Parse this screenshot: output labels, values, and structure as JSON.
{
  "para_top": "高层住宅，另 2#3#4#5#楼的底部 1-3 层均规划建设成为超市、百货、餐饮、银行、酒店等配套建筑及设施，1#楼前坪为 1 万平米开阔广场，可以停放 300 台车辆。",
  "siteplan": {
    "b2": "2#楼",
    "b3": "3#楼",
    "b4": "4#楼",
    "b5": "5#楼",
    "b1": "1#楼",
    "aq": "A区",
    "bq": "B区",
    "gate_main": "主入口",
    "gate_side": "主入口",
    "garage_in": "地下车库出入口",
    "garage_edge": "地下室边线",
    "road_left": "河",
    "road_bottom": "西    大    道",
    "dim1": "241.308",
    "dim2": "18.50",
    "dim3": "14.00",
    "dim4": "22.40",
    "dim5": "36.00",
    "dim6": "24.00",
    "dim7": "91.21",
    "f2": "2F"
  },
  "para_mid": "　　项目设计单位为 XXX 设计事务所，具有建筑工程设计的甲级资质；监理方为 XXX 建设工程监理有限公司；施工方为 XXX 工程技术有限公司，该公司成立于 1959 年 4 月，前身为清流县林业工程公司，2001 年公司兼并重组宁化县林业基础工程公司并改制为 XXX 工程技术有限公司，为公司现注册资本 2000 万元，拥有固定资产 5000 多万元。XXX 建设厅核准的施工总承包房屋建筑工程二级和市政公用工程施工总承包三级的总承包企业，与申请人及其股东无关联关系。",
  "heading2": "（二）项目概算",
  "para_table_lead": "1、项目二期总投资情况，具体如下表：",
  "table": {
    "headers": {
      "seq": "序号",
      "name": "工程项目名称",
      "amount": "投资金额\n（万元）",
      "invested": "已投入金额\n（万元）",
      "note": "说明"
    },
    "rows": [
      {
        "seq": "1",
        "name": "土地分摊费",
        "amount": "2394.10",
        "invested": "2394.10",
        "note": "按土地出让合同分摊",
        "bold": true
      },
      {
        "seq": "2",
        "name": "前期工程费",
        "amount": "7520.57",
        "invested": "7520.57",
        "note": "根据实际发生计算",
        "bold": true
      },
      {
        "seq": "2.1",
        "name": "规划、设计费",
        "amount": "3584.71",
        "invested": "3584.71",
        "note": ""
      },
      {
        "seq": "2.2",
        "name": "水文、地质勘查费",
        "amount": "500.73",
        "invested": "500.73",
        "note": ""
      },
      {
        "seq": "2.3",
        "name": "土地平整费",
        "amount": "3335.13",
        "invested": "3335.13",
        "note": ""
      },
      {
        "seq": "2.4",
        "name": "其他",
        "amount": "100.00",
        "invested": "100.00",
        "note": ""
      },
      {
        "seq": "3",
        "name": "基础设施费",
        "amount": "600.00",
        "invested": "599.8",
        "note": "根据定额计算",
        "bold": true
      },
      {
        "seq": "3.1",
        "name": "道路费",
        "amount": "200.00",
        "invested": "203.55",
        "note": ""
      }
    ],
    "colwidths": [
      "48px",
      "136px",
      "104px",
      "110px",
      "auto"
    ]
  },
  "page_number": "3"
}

#### [JOB]
Pick out and copy the lines of the entries that hold the string "name".

#### [EXERCISE RESULT]
      "name": "工程项目名称",
        "name": "土地分摊费",
        "name": "前期工程费",
        "name": "规划、设计费",
        "name": "水文、地质勘查费",
        "name": "土地平整费",
        "name": "其他",
        "name": "基础设施费",
        "name": "道路费",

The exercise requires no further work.